EXERCISE AIM: List each line of the data that holds the string "table", please.

DATA EXCERPTS:
-- START --

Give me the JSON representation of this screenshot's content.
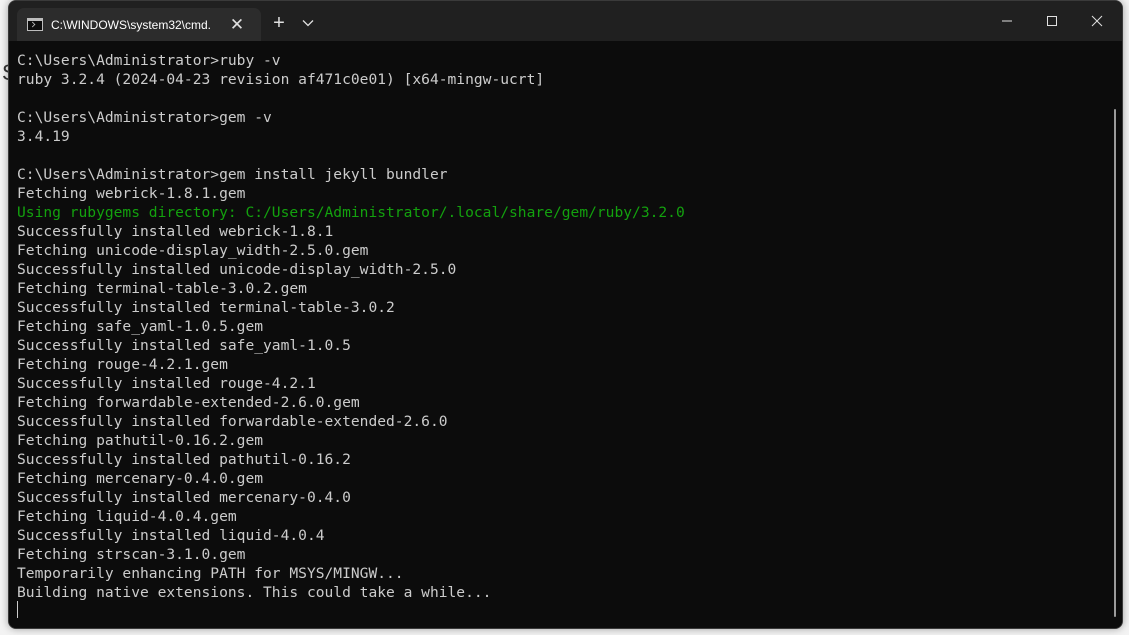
{
  "window": {
    "tab_title": "C:\\WINDOWS\\system32\\cmd.",
    "tab_close": "✕",
    "new_tab": "+",
    "icons": [
      "cmd-icon",
      "close-icon",
      "plus-icon",
      "chevron-down-icon",
      "minimize-icon",
      "maximize-icon",
      "close-window-icon"
    ]
  },
  "background": {
    "letter": "S"
  },
  "console": {
    "lines": [
      {
        "text": "C:\\Users\\Administrator>ruby -v",
        "color": "#cccccc"
      },
      {
        "text": "ruby 3.2.4 (2024-04-23 revision af471c0e01) [x64-mingw-ucrt]",
        "color": "#cccccc"
      },
      {
        "text": "",
        "color": "#cccccc"
      },
      {
        "text": "C:\\Users\\Administrator>gem -v",
        "color": "#cccccc"
      },
      {
        "text": "3.4.19",
        "color": "#cccccc"
      },
      {
        "text": "",
        "color": "#cccccc"
      },
      {
        "text": "C:\\Users\\Administrator>gem install jekyll bundler",
        "color": "#cccccc"
      },
      {
        "text": "Fetching webrick-1.8.1.gem",
        "color": "#cccccc"
      },
      {
        "text": "Using rubygems directory: C:/Users/Administrator/.local/share/gem/ruby/3.2.0",
        "color": "#13a10e"
      },
      {
        "text": "Successfully installed webrick-1.8.1",
        "color": "#cccccc"
      },
      {
        "text": "Fetching unicode-display_width-2.5.0.gem",
        "color": "#cccccc"
      },
      {
        "text": "Successfully installed unicode-display_width-2.5.0",
        "color": "#cccccc"
      },
      {
        "text": "Fetching terminal-table-3.0.2.gem",
        "color": "#cccccc"
      },
      {
        "text": "Successfully installed terminal-table-3.0.2",
        "color": "#cccccc"
      },
      {
        "text": "Fetching safe_yaml-1.0.5.gem",
        "color": "#cccccc"
      },
      {
        "text": "Successfully installed safe_yaml-1.0.5",
        "color": "#cccccc"
      },
      {
        "text": "Fetching rouge-4.2.1.gem",
        "color": "#cccccc"
      },
      {
        "text": "Successfully installed rouge-4.2.1",
        "color": "#cccccc"
      },
      {
        "text": "Fetching forwardable-extended-2.6.0.gem",
        "color": "#cccccc"
      },
      {
        "text": "Successfully installed forwardable-extended-2.6.0",
        "color": "#cccccc"
      },
      {
        "text": "Fetching pathutil-0.16.2.gem",
        "color": "#cccccc"
      },
      {
        "text": "Successfully installed pathutil-0.16.2",
        "color": "#cccccc"
      },
      {
        "text": "Fetching mercenary-0.4.0.gem",
        "color": "#cccccc"
      },
      {
        "text": "Successfully installed mercenary-0.4.0",
        "color": "#cccccc"
      },
      {
        "text": "Fetching liquid-4.0.4.gem",
        "color": "#cccccc"
      },
      {
        "text": "Successfully installed liquid-4.0.4",
        "color": "#cccccc"
      },
      {
        "text": "Fetching strscan-3.1.0.gem",
        "color": "#cccccc"
      },
      {
        "text": "Temporarily enhancing PATH for MSYS/MINGW...",
        "color": "#cccccc"
      },
      {
        "text": "Building native extensions. This could take a while...",
        "color": "#cccccc"
      }
    ]
  },
  "colors": {
    "console_bg": "#0c0c0c",
    "titlebar_bg": "#202020",
    "text": "#cccccc",
    "green": "#13a10e"
  }
}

-- END --

OUTPUT FOR THIS TASK:
        "text": "Fetching terminal-table-3.0.2.gem",
        "text": "Successfully installed terminal-table-3.0.2",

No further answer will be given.